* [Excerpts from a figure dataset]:
▬▬▬▬▬▬▬▬▬▬

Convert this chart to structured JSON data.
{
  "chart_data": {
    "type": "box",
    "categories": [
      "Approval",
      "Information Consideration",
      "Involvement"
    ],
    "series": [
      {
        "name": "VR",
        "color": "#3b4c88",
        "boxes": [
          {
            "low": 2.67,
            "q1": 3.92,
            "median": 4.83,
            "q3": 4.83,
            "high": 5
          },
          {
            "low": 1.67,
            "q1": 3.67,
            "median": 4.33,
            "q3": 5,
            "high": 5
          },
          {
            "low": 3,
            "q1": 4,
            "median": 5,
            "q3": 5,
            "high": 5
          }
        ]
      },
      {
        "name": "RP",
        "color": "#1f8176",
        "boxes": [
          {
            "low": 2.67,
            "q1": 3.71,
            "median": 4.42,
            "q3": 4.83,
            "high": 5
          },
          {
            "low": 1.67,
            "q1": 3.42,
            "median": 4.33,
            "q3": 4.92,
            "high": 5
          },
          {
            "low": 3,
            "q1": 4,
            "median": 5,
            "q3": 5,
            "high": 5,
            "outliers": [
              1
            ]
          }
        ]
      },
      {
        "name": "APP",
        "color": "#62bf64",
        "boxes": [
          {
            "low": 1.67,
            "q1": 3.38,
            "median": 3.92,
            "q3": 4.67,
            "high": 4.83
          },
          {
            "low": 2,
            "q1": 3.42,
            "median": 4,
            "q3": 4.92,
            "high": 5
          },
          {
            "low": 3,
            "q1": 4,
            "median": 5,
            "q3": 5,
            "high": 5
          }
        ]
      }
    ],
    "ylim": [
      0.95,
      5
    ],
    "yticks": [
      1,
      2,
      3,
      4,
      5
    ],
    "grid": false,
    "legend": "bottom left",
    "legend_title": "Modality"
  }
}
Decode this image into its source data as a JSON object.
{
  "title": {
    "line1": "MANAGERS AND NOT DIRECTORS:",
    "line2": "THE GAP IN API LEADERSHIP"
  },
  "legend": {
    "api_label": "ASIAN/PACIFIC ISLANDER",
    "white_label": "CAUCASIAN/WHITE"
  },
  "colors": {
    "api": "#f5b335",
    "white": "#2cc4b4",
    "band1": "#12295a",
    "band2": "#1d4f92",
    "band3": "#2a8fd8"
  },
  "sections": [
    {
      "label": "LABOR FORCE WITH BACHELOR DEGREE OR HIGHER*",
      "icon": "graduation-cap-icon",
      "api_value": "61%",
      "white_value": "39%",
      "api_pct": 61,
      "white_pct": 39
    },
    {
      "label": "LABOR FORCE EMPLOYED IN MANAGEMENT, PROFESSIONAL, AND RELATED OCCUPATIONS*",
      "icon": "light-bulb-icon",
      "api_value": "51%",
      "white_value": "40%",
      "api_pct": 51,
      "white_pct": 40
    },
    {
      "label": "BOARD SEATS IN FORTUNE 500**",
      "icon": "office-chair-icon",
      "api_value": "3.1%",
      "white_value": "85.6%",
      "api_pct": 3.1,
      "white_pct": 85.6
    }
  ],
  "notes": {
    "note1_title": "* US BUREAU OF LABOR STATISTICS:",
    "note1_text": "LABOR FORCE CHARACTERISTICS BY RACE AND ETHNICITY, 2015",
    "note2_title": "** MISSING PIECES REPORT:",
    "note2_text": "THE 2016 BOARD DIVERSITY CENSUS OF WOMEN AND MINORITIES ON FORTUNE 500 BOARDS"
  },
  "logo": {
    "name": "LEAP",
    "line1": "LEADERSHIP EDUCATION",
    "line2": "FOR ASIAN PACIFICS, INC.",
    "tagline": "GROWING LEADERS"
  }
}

▬▬▬▬▬▬▬▬▬▬

* [What you are asked to do]:
From the entries above, return each line with the word "this" in it.

* [Worked solution]:
Convert this chart to structured JSON data.
Decode this image into its source data as a JSON object.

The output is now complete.